# PROBLEM TO SOLVE:
Print the entries below word for word; the pictures stay out of your copy.

# GIVEN DATA:

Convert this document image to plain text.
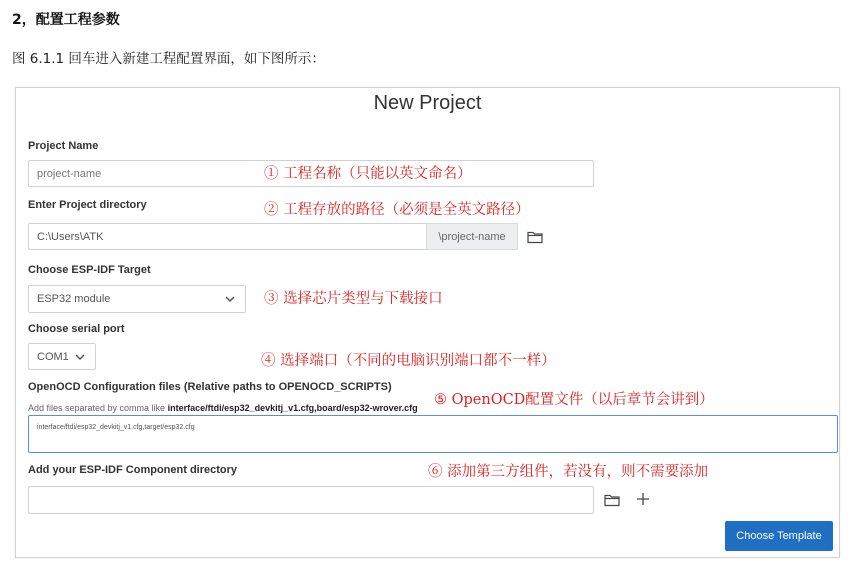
2，配置工程参数
图 6.1.1 回车进入新建工程配置界面，如下图所示：
New Project
Project Name
project-name	① 工程名称（只能以英文命名）
Enter Project directory
C:\Users\ATK	\project-name
② 工程存放的路径（必须是全英文路径）
Choose ESP-IDF Target
ESP32 module	③ 选择芯片类型与下载接口
Choose serial port
COM1	④ 选择端口（不同的电脑识别端口都不一样）
OpenOCD Configuration files (Relative paths to OPENOCD_SCRIPTS)
Add files separated by comma like interface/ftdi/esp32_devkitj_v1.cfg,board/esp32-wrover.cfg
interface/ftdi/esp32_devkitj_v1.cfg,target/esp32.cfg
⑤ OpenOCD配置文件（以后章节会讲到）
Add your ESP-IDF Component directory	⑥ 添加第三方组件，若没有，则不需要添加
Choose Template
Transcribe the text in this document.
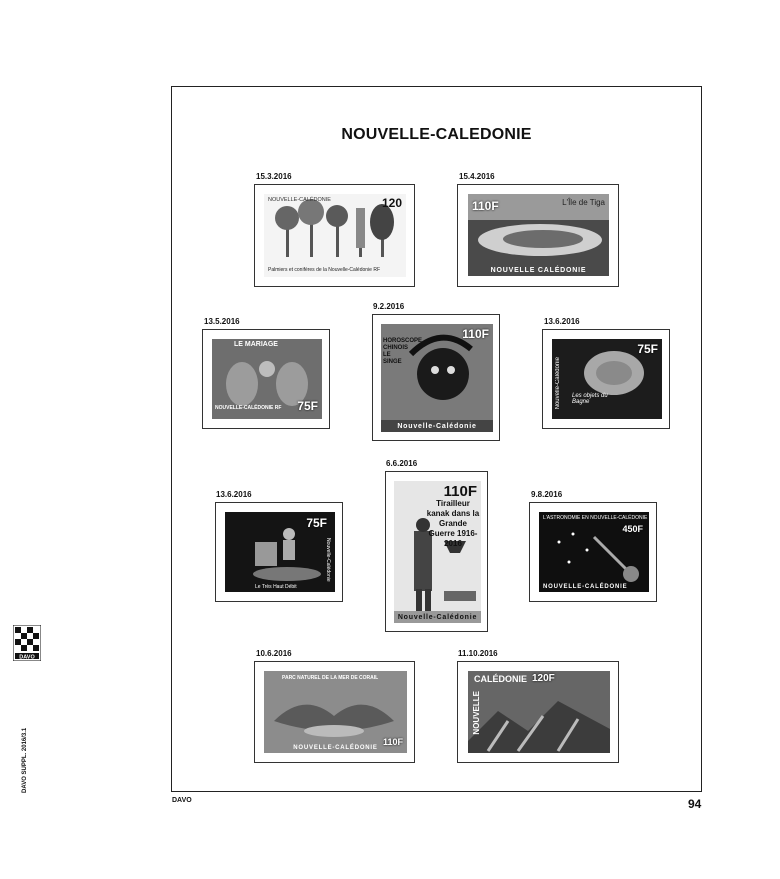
NOUVELLE-CALEDONIE
15.3.2016
120
NOUVELLE-CALÉDONIE
Palmiers et conifères de la Nouvelle-Calédonie RF
15.4.2016
110F	L'Île de Tiga
NOUVELLE CALÉDONIE
13.5.2016
LE MARIAGE
75F
NOUVELLE-CALÉDONIE RF
9.2.2016
110F
HOROSCOPE CHINOIS LE SINGE
Nouvelle-Calédonie
13.6.2016
75F
Les objets du Bagne
Nouvelle-Calédonie
13.6.2016
75F
Le Très Haut Débit
Nouvelle-Calédonie
6.6.2016
110F
Tirailleur kanak dans la Grande Guerre 1916-2016
Nouvelle-Calédonie
9.8.2016
L'ASTRONOMIE EN NOUVELLE-CALÉDONIE
450F
NOUVELLE-CALÉDONIE
10.6.2016
PARC NATUREL DE LA MER DE CORAIL
110F
NOUVELLE-CALÉDONIE
11.10.2016
CALÉDONIE 120F
NOUVELLE
DAVO
DAVO SUPPL. 2016/3.1
DAVO	94
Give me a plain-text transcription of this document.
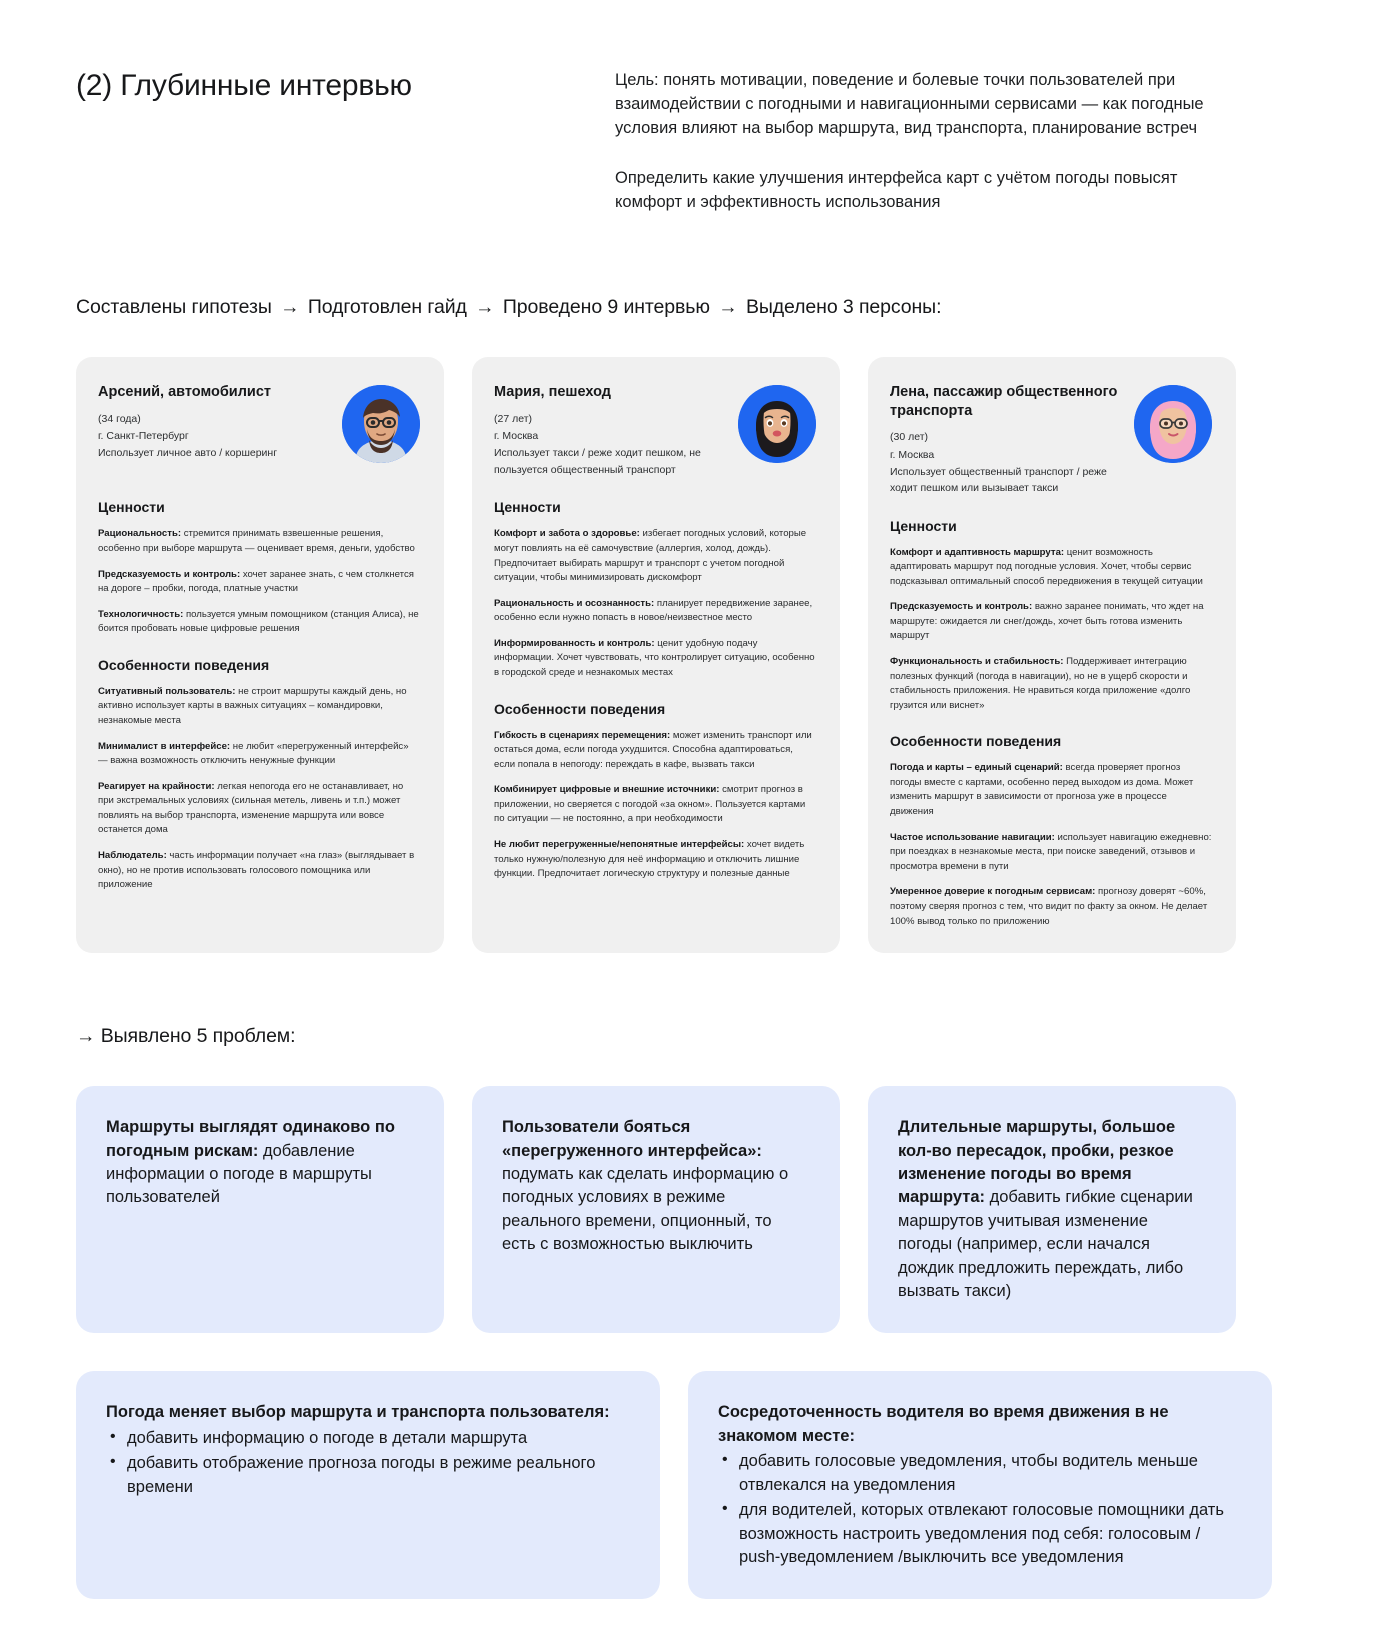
(2) Глубинные интервью	Цель: понять мотивации, поведение и болевые точки пользователей при взаимодействии с погодными и навигационными сервисами — как погодные условия влияют на выбор маршрута, вид транспорта, планирование встреч

Определить какие улучшения интерфейса карт с учётом погоды повысят комфорт и эффективность использования

Составлены гипотезы → Подготовлен гайд → Проведено 9 интервью → Выделено 3 персоны:
Арсений, автомобилист
(34 года)
г. Санкт-Петербург
Использует личное авто / коршеринг
Ценности
Рациональность: стремится принимать взвешенные решения, особенно при выборе маршрута — оценивает время, деньги, удобство
Предсказуемость и контроль: хочет заранее знать, с чем столкнется на дороге – пробки, погода, платные участки
Технологичность: пользуется умным помощником (станция Алиса), не боится пробовать новые цифровые решения
Особенности поведения
Ситуативный пользователь: не строит маршруты каждый день, но активно использует карты в важных ситуациях – командировки, незнакомые места
Минималист в интерфейсе: не любит «перегруженный интерфейс» — важна возможность отключить ненужные функции
Реагирует на крайности: легкая непогода его не останавливает, но при экстремальных условиях (сильная метель, ливень и т.п.) может повлиять на выбор транспорта, изменение маршрута или вовсе останется дома
Наблюдатель: часть информации получает «на глаз» (выглядывает в окно), но не против использовать голосового помощника или приложение
Мария, пешеход
(27 лет)
г. Москва
Использует такси / реже ходит пешком, не пользуется общественный транспорт
Ценности
Комфорт и забота о здоровье: избегает погодных условий, которые могут повлиять на её самочувствие (аллергия, холод, дождь). Предпочитает выбирать маршрут и транспорт с учетом погодной ситуации, чтобы минимизировать дискомфорт
Рациональность и осознанность: планирует передвижение заранее, особенно если нужно попасть в новое/неизвестное место
Информированность и контроль: ценит удобную подачу информации. Хочет чувствовать, что контролирует ситуацию, особенно в городской среде и незнакомых местах
Особенности поведения
Гибкость в сценариях перемещения: может изменить транспорт или остаться дома, если погода ухудшится. Способна адаптироваться, если попала в непогоду: переждать в кафе, вызвать такси
Комбинирует цифровые и внешние источники: смотрит прогноз в приложении, но сверяется с погодой «за окном». Пользуется картами по ситуации — не постоянно, а при необходимости
Не любит перегруженные/непонятные интерфейсы: хочет видеть только нужную/полезную для неё информацию и отключить лишние функции. Предпочитает логическую структуру и полезные данные
Лена, пассажир общественного транспорта
(30 лет)
г. Москва
Использует общественный транспорт / реже ходит пешком или вызывает такси
Ценности
Комфорт и адаптивность маршрута: ценит возможность адаптировать маршрут под погодные условия. Хочет, чтобы сервис подсказывал оптимальный способ передвижения в текущей ситуации
Предсказуемость и контроль: важно заранее понимать, что ждет на маршруте: ожидается ли снег/дождь, хочет быть готова изменить маршрут
Функциональность и стабильность: Поддерживает интеграцию полезных функций (погода в навигации), но не в ущерб скорости и стабильность приложения. Не нравиться когда приложение «долго грузится или виснет»
Особенности поведения
Погода и карты – единый сценарий: всегда проверяет прогноз погоды вместе с картами, особенно перед выходом из дома. Может изменить маршрут в зависимости от прогноза уже в процессе движения
Частое использование навигации: использует навигацию ежедневно: при поездках в незнакомые места, при поиске заведений, отзывов и просмотра времени в пути
Умеренное доверие к погодным сервисам: прогнозу доверят ~60%, поэтому сверяя прогноз с тем, что видит по факту за окном. Не делает 100% вывод только по приложению
→ Выявлено 5 проблем:
Маршруты выглядят одинаково по погодным рискам: добавление информации о погоде в маршруты пользователей
Пользователи бояться «перегруженного интерфейса»: подумать как сделать информацию о погодных условиях в режиме реального времени, опционный, то есть с возможностью выключить
Длительные маршруты, большое кол-во пересадок, пробки, резкое изменение погоды во время маршрута: добавить гибкие сценарии маршрутов учитывая изменение погоды (например, если начался дождик предложить переждать, либо вызвать такси)
Погода меняет выбор маршрута и транспорта пользователя:
• добавить информацию о погоде в детали маршрута
• добавить отображение прогноза погоды в режиме реального времени
Сосредоточенность водителя во время движения в не знакомом месте:
• добавить голосовые уведомления, чтобы водитель меньше отвлекался на уведомления
• для водителей, которых отвлекают голосовые помощники дать возможность настроить уведомления под себя: голосовым / push-уведомлением /выключить все уведомления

# EXERCISE RESPONSE:
Convert this document image to plain text.
2，配置工程参数
图 6.1.1 回车进入新建工程配置界面，如下图所示：
New Project
Project Name
project-name	① 工程名称（只能以英文命名）
Enter Project directory
C:\Users\ATK	\project-name
② 工程存放的路径（必须是全英文路径）
Choose ESP-IDF Target
ESP32 module	③ 选择芯片类型与下载接口
Choose serial port
COM1	④ 选择端口（不同的电脑识别端口都不一样）
OpenOCD Configuration files (Relative paths to OPENOCD_SCRIPTS)
Add files separated by comma like interface/ftdi/esp32_devkitj_v1.cfg,board/esp32-wrover.cfg
interface/ftdi/esp32_devkitj_v1.cfg,target/esp32.cfg
⑤ OpenOCD配置文件（以后章节会讲到）
Add your ESP-IDF Component directory	⑥ 添加第三方组件，若没有，则不需要添加
Choose Template
Transcribe the text in this document.
NOUVELLE-CALEDONIE
15.3.2016
120
NOUVELLE-CALÉDONIE
Palmiers et conifères de la Nouvelle-Calédonie RF
15.4.2016
110F	L'Île de Tiga
NOUVELLE CALÉDONIE
13.5.2016
LE MARIAGE
75F
NOUVELLE-CALÉDONIE RF
9.2.2016
110F
HOROSCOPE CHINOIS LE SINGE
Nouvelle-Calédonie
13.6.2016
75F
Les objets du Bagne
Nouvelle-Calédonie
13.6.2016
75F
Le Très Haut Débit
Nouvelle-Calédonie
6.6.2016
110F
Tirailleur kanak dans la Grande Guerre 1916-2016
Nouvelle-Calédonie
9.8.2016
L'ASTRONOMIE EN NOUVELLE-CALÉDONIE
450F
NOUVELLE-CALÉDONIE
10.6.2016
PARC NATUREL DE LA MER DE CORAIL
110F
NOUVELLE-CALÉDONIE
11.10.2016
CALÉDONIE 120F
NOUVELLE
DAVO
DAVO SUPPL. 2016/3.1
DAVO	94
Give me a plain-text transcription of this document.
(2) Глубинные интервью	Цель: понять мотивации, поведение и болевые точки пользователей при взаимодействии с погодными и навигационными сервисами — как погодные условия влияют на выбор маршрута, вид транспорта, планирование встреч

Определить какие улучшения интерфейса карт с учётом погоды повысят комфорт и эффективность использования

Составлены гипотезы → Подготовлен гайд → Проведено 9 интервью → Выделено 3 персоны:
Арсений, автомобилист
(34 года)
г. Санкт-Петербург
Использует личное авто / коршеринг
Ценности
Рациональность: стремится принимать взвешенные решения, особенно при выборе маршрута — оценивает время, деньги, удобство
Предсказуемость и контроль: хочет заранее знать, с чем столкнется на дороге – пробки, погода, платные участки
Технологичность: пользуется умным помощником (станция Алиса), не боится пробовать новые цифровые решения
Особенности поведения
Ситуативный пользователь: не строит маршруты каждый день, но активно использует карты в важных ситуациях – командировки, незнакомые места
Минималист в интерфейсе: не любит «перегруженный интерфейс» — важна возможность отключить ненужные функции
Реагирует на крайности: легкая непогода его не останавливает, но при экстремальных условиях (сильная метель, ливень и т.п.) может повлиять на выбор транспорта, изменение маршрута или вовсе останется дома
Наблюдатель: часть информации получает «на глаз» (выглядывает в окно), но не против использовать голосового помощника или приложение
Мария, пешеход
(27 лет)
г. Москва
Использует такси / реже ходит пешком, не пользуется общественный транспорт
Ценности
Комфорт и забота о здоровье: избегает погодных условий, которые могут повлиять на её самочувствие (аллергия, холод, дождь). Предпочитает выбирать маршрут и транспорт с учетом погодной ситуации, чтобы минимизировать дискомфорт
Рациональность и осознанность: планирует передвижение заранее, особенно если нужно попасть в новое/неизвестное место
Информированность и контроль: ценит удобную подачу информации. Хочет чувствовать, что контролирует ситуацию, особенно в городской среде и незнакомых местах
Особенности поведения
Гибкость в сценариях перемещения: может изменить транспорт или остаться дома, если погода ухудшится. Способна адаптироваться, если попала в непогоду: переждать в кафе, вызвать такси
Комбинирует цифровые и внешние источники: смотрит прогноз в приложении, но сверяется с погодой «за окном». Пользуется картами по ситуации — не постоянно, а при необходимости
Не любит перегруженные/непонятные интерфейсы: хочет видеть только нужную/полезную для неё информацию и отключить лишние функции. Предпочитает логическую структуру и полезные данные
Лена, пассажир общественного транспорта
(30 лет)
г. Москва
Использует общественный транспорт / реже ходит пешком или вызывает такси
Ценности
Комфорт и адаптивность маршрута: ценит возможность адаптировать маршрут под погодные условия. Хочет, чтобы сервис подсказывал оптимальный способ передвижения в текущей ситуации
Предсказуемость и контроль: важно заранее понимать, что ждет на маршруте: ожидается ли снег/дождь, хочет быть готова изменить маршрут
Функциональность и стабильность: Поддерживает интеграцию полезных функций (погода в навигации), но не в ущерб скорости и стабильность приложения. Не нравиться когда приложение «долго грузится или виснет»
Особенности поведения
Погода и карты – единый сценарий: всегда проверяет прогноз погоды вместе с картами, особенно перед выходом из дома. Может изменить маршрут в зависимости от прогноза уже в процессе движения
Частое использование навигации: использует навигацию ежедневно: при поездках в незнакомые места, при поиске заведений, отзывов и просмотра времени в пути
Умеренное доверие к погодным сервисам: прогнозу доверят ~60%, поэтому сверяя прогноз с тем, что видит по факту за окном. Не делает 100% вывод только по приложению
→ Выявлено 5 проблем:
Маршруты выглядят одинаково по погодным рискам: добавление информации о погоде в маршруты пользователей
Пользователи бояться «перегруженного интерфейса»: подумать как сделать информацию о погодных условиях в режиме реального времени, опционный, то есть с возможностью выключить
Длительные маршруты, большое кол-во пересадок, пробки, резкое изменение погоды во время маршрута: добавить гибкие сценарии маршрутов учитывая изменение погоды (например, если начался дождик предложить переждать, либо вызвать такси)
Погода меняет выбор маршрута и транспорта пользователя:
• добавить информацию о погоде в детали маршрута
• добавить отображение прогноза погоды в режиме реального времени
Сосредоточенность водителя во время движения в не знакомом месте:
• добавить голосовые уведомления, чтобы водитель меньше отвлекался на уведомления
• для водителей, которых отвлекают голосовые помощники дать возможность настроить уведомления под себя: голосовым / push-уведомлением /выключить все уведомления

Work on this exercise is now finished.